**Direction**
Return every entry exactly.
------ Excerpted records ------
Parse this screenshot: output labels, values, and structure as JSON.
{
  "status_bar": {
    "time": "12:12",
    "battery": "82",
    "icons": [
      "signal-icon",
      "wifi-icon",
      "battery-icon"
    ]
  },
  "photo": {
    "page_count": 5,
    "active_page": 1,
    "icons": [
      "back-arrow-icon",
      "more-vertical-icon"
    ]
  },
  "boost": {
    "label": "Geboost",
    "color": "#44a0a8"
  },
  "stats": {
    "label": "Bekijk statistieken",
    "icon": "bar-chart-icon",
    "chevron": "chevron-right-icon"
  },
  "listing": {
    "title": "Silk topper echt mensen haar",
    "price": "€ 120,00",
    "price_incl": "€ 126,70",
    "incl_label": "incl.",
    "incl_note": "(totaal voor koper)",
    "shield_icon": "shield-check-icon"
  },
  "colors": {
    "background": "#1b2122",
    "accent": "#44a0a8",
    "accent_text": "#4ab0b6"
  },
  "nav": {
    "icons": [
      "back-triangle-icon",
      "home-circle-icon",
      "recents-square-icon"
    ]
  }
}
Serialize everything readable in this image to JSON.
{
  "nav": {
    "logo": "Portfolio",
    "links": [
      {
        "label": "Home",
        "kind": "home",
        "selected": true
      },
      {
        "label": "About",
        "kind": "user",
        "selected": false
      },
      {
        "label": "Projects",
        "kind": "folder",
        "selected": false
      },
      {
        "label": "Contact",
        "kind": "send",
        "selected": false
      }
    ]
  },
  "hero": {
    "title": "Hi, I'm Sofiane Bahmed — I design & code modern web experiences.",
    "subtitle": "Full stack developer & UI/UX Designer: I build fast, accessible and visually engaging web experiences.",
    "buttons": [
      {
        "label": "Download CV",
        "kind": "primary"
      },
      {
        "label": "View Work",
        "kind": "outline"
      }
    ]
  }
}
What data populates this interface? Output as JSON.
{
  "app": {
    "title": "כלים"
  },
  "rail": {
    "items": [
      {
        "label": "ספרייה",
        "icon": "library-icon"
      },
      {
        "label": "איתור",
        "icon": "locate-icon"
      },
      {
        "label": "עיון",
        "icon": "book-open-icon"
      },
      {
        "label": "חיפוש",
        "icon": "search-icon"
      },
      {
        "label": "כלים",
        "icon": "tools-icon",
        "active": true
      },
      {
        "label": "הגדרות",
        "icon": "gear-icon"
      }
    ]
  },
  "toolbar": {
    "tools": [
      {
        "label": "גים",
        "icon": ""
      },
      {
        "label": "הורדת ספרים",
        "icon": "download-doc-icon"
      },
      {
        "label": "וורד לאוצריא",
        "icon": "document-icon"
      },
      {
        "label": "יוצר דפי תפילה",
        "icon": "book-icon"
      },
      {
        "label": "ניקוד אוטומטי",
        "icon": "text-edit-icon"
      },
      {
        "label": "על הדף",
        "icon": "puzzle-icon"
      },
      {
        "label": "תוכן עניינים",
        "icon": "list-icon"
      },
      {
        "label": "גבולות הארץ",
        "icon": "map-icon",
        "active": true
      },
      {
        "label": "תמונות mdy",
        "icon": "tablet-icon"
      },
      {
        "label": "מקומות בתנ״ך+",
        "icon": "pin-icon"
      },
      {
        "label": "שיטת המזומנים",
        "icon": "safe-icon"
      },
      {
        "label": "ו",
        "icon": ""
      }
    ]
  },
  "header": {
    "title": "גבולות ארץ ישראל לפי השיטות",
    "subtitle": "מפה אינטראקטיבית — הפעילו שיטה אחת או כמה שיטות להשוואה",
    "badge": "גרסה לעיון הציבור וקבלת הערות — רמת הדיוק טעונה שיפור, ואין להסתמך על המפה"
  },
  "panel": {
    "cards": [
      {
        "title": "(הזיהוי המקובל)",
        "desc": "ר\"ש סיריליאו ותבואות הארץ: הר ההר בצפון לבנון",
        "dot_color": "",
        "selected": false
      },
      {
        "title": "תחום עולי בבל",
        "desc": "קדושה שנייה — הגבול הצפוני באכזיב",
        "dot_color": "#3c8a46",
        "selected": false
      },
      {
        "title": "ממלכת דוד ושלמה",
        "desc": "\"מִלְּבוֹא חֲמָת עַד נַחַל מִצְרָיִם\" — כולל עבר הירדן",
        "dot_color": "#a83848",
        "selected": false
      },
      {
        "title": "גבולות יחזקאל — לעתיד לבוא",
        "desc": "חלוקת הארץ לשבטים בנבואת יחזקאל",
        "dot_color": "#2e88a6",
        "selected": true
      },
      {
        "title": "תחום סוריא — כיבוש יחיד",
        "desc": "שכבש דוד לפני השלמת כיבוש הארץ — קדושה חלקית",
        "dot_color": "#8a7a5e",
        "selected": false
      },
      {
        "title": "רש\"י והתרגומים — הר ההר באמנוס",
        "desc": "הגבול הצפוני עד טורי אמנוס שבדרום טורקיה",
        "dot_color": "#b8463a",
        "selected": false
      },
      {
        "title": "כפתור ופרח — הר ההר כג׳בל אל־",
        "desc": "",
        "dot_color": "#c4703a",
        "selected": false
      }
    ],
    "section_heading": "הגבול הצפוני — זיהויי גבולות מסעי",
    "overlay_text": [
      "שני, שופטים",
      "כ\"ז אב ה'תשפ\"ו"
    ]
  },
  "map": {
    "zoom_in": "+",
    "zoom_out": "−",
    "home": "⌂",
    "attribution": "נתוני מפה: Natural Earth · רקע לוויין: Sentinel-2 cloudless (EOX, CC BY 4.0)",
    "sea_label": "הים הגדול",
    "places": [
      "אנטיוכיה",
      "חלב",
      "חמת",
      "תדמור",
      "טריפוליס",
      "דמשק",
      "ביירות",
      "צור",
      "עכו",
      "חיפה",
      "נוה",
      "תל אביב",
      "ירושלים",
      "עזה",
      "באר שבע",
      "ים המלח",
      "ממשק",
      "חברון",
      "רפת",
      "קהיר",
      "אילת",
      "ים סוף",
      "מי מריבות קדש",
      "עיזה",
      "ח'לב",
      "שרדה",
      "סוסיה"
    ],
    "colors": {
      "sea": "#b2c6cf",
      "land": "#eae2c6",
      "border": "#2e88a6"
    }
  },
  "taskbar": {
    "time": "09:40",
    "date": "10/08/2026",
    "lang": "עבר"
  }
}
------
**Expected answer**
Parse this screenshot: output labels, values, and structure as JSON.
{
  "status_bar": {
    "time": "12:12",
    "battery": "82",
    "icons": [
      "signal-icon",
      "wifi-icon",
      "battery-icon"
    ]
  },
  "photo": {
    "page_count": 5,
    "active_page": 1,
    "icons": [
      "back-arrow-icon",
      "more-vertical-icon"
    ]
  },
  "boost": {
    "label": "Geboost",
    "color": "#44a0a8"
  },
  "stats": {
    "label": "Bekijk statistieken",
    "icon": "bar-chart-icon",
    "chevron": "chevron-right-icon"
  },
  "listing": {
    "title": "Silk topper echt mensen haar",
    "price": "€ 120,00",
    "price_incl": "€ 126,70",
    "incl_label": "incl.",
    "incl_note": "(totaal voor koper)",
    "shield_icon": "shield-check-icon"
  },
  "colors": {
    "background": "#1b2122",
    "accent": "#44a0a8",
    "accent_text": "#4ab0b6"
  },
  "nav": {
    "icons": [
      "back-triangle-icon",
      "home-circle-icon",
      "recents-square-icon"
    ]
  }
}
Serialize everything readable in this image to JSON.
{
  "nav": {
    "logo": "Portfolio",
    "links": [
      {
        "label": "Home",
        "kind": "home",
        "selected": true
      },
      {
        "label": "About",
        "kind": "user",
        "selected": false
      },
      {
        "label": "Projects",
        "kind": "folder",
        "selected": false
      },
      {
        "label": "Contact",
        "kind": "send",
        "selected": false
      }
    ]
  },
  "hero": {
    "title": "Hi, I'm Sofiane Bahmed — I design & code modern web experiences.",
    "subtitle": "Full stack developer & UI/UX Designer: I build fast, accessible and visually engaging web experiences.",
    "buttons": [
      {
        "label": "Download CV",
        "kind": "primary"
      },
      {
        "label": "View Work",
        "kind": "outline"
      }
    ]
  }
}
What data populates this interface? Output as JSON.
{
  "app": {
    "title": "כלים"
  },
  "rail": {
    "items": [
      {
        "label": "ספרייה",
        "icon": "library-icon"
      },
      {
        "label": "איתור",
        "icon": "locate-icon"
      },
      {
        "label": "עיון",
        "icon": "book-open-icon"
      },
      {
        "label": "חיפוש",
        "icon": "search-icon"
      },
      {
        "label": "כלים",
        "icon": "tools-icon",
        "active": true
      },
      {
        "label": "הגדרות",
        "icon": "gear-icon"
      }
    ]
  },
  "toolbar": {
    "tools": [
      {
        "label": "גים",
        "icon": ""
      },
      {
        "label": "הורדת ספרים",
        "icon": "download-doc-icon"
      },
      {
        "label": "וורד לאוצריא",
        "icon": "document-icon"
      },
      {
        "label": "יוצר דפי תפילה",
        "icon": "book-icon"
      },
      {
        "label": "ניקוד אוטומטי",
        "icon": "text-edit-icon"
      },
      {
        "label": "על הדף",
        "icon": "puzzle-icon"
      },
      {
        "label": "תוכן עניינים",
        "icon": "list-icon"
      },
      {
        "label": "גבולות הארץ",
        "icon": "map-icon",
        "active": true
      },
      {
        "label": "תמונות mdy",
        "icon": "tablet-icon"
      },
      {
        "label": "מקומות בתנ״ך+",
        "icon": "pin-icon"
      },
      {
        "label": "שיטת המזומנים",
        "icon": "safe-icon"
      },
      {
        "label": "ו",
        "icon": ""
      }
    ]
  },
  "header": {
    "title": "גבולות ארץ ישראל לפי השיטות",
    "subtitle": "מפה אינטראקטיבית — הפעילו שיטה אחת או כמה שיטות להשוואה",
    "badge": "גרסה לעיון הציבור וקבלת הערות — רמת הדיוק טעונה שיפור, ואין להסתמך על המפה"
  },
  "panel": {
    "cards": [
      {
        "title": "(הזיהוי המקובל)",
        "desc": "ר\"ש סיריליאו ותבואות הארץ: הר ההר בצפון לבנון",
        "dot_color": "",
        "selected": false
      },
      {
        "title": "תחום עולי בבל",
        "desc": "קדושה שנייה — הגבול הצפוני באכזיב",
        "dot_color": "#3c8a46",
        "selected": false
      },
      {
        "title": "ממלכת דוד ושלמה",
        "desc": "\"מִלְּבוֹא חֲמָת עַד נַחַל מִצְרָיִם\" — כולל עבר הירדן",
        "dot_color": "#a83848",
        "selected": false
      },
      {
        "title": "גבולות יחזקאל — לעתיד לבוא",
        "desc": "חלוקת הארץ לשבטים בנבואת יחזקאל",
        "dot_color": "#2e88a6",
        "selected": true
      },
      {
        "title": "תחום סוריא — כיבוש יחיד",
        "desc": "שכבש דוד לפני השלמת כיבוש הארץ — קדושה חלקית",
        "dot_color": "#8a7a5e",
        "selected": false
      },
      {
        "title": "רש\"י והתרגומים — הר ההר באמנוס",
        "desc": "הגבול הצפוני עד טורי אמנוס שבדרום טורקיה",
        "dot_color": "#b8463a",
        "selected": false
      },
      {
        "title": "כפתור ופרח — הר ההר כג׳בל אל־",
        "desc": "",
        "dot_color": "#c4703a",
        "selected": false
      }
    ],
    "section_heading": "הגבול הצפוני — זיהויי גבולות מסעי",
    "overlay_text": [
      "שני, שופטים",
      "כ\"ז אב ה'תשפ\"ו"
    ]
  },
  "map": {
    "zoom_in": "+",
    "zoom_out": "−",
    "home": "⌂",
    "attribution": "נתוני מפה: Natural Earth · רקע לוויין: Sentinel-2 cloudless (EOX, CC BY 4.0)",
    "sea_label": "הים הגדול",
    "places": [
      "אנטיוכיה",
      "חלב",
      "חמת",
      "תדמור",
      "טריפוליס",
      "דמשק",
      "ביירות",
      "צור",
      "עכו",
      "חיפה",
      "נוה",
      "תל אביב",
      "ירושלים",
      "עזה",
      "באר שבע",
      "ים המלח",
      "ממשק",
      "חברון",
      "רפת",
      "קהיר",
      "אילת",
      "ים סוף",
      "מי מריבות קדש",
      "עיזה",
      "ח'לב",
      "שרדה",
      "סוסיה"
    ],
    "colors": {
      "sea": "#b2c6cf",
      "land": "#eae2c6",
      "border": "#2e88a6"
    }
  },
  "taskbar": {
    "time": "09:40",
    "date": "10/08/2026",
    "lang": "עבר"
  }
}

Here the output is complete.